* start *

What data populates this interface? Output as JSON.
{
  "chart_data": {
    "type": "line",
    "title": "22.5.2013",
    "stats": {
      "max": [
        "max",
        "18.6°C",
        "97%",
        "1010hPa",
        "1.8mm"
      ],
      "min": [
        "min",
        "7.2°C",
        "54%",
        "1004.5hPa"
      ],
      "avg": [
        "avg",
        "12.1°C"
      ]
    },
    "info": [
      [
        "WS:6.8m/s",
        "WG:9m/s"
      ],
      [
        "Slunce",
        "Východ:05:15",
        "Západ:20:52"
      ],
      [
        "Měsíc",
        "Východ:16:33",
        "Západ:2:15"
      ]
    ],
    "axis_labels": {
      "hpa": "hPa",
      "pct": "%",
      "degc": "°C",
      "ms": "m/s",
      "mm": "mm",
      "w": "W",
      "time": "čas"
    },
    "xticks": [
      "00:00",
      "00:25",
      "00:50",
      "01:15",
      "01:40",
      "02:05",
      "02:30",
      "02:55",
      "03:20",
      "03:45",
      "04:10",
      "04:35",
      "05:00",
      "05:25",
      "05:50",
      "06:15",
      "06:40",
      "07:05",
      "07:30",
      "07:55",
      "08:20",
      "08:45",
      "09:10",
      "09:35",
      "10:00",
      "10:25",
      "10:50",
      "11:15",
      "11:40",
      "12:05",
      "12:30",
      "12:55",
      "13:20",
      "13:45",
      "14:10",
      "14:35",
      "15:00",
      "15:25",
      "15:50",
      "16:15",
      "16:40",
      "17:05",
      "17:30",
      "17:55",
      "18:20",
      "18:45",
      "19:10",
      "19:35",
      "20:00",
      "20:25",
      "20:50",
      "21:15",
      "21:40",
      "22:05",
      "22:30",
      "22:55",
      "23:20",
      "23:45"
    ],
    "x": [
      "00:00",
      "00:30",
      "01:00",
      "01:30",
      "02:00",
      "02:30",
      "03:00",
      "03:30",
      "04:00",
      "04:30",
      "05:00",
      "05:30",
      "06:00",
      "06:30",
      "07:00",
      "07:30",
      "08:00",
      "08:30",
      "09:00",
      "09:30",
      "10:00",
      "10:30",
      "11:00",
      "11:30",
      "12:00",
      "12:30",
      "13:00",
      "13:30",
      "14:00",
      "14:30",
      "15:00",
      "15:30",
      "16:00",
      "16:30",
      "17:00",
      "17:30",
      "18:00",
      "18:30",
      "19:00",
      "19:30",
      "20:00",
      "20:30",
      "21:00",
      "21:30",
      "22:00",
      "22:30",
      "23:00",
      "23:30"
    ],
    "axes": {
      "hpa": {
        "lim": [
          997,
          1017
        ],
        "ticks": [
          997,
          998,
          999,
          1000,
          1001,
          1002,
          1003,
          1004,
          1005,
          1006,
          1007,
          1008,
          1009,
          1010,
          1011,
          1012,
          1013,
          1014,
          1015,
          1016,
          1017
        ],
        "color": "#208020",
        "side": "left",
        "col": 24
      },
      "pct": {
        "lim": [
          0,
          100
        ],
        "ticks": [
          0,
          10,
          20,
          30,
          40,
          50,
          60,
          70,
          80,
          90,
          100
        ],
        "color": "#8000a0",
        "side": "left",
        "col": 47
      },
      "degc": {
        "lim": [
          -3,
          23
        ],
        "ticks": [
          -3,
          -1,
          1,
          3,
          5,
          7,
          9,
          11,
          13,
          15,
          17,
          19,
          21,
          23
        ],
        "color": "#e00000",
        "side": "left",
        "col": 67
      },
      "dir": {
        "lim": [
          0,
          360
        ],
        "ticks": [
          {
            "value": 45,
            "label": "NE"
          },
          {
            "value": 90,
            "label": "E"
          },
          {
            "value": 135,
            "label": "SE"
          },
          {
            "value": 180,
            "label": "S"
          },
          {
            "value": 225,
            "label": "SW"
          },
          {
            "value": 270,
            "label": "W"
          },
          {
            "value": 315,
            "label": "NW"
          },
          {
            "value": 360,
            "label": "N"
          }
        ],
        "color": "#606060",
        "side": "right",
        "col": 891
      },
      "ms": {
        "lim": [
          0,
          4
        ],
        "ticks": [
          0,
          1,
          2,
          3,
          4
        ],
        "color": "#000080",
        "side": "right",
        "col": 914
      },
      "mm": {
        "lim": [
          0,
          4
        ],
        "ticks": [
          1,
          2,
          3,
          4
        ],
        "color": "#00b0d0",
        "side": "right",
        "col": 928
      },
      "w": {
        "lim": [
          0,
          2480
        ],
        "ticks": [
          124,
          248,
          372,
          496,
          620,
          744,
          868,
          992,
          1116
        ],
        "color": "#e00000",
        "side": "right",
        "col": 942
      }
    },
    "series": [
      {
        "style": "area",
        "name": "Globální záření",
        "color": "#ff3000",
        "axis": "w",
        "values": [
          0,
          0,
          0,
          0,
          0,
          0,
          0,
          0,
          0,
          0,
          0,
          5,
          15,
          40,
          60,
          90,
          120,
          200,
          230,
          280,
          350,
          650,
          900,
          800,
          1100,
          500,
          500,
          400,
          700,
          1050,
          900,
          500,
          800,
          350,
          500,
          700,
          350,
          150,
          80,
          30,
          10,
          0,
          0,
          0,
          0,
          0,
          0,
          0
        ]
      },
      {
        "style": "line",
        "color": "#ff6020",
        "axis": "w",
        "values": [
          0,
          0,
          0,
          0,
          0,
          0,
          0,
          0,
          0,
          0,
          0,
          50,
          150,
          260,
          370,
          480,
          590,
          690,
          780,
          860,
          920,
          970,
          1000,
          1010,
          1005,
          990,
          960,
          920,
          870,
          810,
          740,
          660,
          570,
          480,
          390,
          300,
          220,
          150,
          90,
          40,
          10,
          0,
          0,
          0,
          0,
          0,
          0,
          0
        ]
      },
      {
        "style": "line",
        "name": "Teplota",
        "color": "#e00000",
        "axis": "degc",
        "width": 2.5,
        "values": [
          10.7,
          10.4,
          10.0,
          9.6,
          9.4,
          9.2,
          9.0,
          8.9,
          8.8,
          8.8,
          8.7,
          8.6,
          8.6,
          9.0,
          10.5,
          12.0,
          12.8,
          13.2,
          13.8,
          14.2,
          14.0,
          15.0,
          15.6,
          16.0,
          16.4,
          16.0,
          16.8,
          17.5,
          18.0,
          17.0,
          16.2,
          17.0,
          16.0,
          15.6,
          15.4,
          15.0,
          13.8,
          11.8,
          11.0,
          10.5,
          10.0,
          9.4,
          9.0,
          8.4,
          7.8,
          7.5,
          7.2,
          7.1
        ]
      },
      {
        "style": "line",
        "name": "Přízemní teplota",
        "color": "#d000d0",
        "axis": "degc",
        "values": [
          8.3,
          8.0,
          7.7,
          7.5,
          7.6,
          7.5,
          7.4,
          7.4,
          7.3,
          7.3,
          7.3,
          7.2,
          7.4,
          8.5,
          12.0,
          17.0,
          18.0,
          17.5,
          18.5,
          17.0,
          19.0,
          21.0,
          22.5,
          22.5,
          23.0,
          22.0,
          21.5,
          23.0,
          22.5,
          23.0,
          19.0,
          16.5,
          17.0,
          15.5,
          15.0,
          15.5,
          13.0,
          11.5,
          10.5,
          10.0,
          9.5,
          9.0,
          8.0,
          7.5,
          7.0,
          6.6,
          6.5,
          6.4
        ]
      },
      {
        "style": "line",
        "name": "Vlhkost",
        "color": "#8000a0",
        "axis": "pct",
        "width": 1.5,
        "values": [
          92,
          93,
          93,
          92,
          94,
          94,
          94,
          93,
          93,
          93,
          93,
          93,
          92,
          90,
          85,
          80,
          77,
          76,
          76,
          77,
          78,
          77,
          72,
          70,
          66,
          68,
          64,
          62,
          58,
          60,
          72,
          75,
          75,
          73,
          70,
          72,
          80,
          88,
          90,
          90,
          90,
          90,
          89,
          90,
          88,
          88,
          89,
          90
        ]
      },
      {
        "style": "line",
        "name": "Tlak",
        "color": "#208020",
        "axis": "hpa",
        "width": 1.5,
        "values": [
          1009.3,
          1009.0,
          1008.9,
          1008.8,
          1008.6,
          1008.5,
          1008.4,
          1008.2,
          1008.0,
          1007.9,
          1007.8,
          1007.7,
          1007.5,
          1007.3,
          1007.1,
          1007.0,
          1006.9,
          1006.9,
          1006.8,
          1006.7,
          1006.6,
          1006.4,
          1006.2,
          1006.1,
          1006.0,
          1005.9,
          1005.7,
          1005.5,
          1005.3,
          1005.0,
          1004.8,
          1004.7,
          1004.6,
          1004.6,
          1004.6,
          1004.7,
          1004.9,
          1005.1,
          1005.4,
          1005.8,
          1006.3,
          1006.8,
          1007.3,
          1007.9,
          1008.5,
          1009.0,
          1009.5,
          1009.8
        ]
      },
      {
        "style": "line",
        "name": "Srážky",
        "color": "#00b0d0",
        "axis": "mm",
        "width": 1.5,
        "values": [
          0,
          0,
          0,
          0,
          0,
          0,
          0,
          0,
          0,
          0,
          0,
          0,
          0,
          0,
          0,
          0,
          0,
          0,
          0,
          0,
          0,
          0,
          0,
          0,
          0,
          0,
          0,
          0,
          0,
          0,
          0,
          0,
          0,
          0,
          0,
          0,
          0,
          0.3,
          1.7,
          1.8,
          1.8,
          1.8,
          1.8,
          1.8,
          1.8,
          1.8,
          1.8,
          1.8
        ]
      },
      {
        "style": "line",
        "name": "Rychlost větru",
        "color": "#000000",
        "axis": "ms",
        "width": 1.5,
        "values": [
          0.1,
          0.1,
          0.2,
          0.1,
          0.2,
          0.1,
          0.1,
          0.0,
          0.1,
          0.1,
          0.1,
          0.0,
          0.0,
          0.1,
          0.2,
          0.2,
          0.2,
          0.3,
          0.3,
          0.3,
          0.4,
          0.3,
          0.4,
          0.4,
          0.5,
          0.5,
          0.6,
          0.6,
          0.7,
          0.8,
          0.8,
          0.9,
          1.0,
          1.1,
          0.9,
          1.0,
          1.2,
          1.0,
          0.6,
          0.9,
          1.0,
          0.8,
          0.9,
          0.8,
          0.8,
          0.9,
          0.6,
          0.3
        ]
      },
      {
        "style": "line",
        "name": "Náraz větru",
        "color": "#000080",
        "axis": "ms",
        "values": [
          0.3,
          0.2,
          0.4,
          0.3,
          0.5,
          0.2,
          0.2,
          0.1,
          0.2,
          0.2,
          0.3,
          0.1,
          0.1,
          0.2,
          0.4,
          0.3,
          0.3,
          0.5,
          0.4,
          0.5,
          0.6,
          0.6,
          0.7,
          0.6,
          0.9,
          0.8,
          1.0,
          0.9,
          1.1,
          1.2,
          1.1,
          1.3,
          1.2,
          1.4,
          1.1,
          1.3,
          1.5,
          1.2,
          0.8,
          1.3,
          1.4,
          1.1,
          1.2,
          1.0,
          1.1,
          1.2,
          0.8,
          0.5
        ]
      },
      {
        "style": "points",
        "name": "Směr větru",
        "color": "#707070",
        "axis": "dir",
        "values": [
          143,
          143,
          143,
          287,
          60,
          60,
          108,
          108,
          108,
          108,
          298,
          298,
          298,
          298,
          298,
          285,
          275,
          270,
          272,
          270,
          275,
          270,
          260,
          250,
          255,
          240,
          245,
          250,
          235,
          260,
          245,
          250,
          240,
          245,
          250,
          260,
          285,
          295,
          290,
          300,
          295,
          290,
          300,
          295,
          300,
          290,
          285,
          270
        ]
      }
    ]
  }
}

* end *

Pick out the lines above containing the word "name", then copy them.

### TASK RESPONSE:
        "name": "Globální záření",
        "name": "Teplota",
        "name": "Přízemní teplota",
        "name": "Vlhkost",
        "name": "Tlak",
        "name": "Srážky",
        "name": "Rychlost větru",
        "name": "Náraz větru",
        "name": "Směr větru",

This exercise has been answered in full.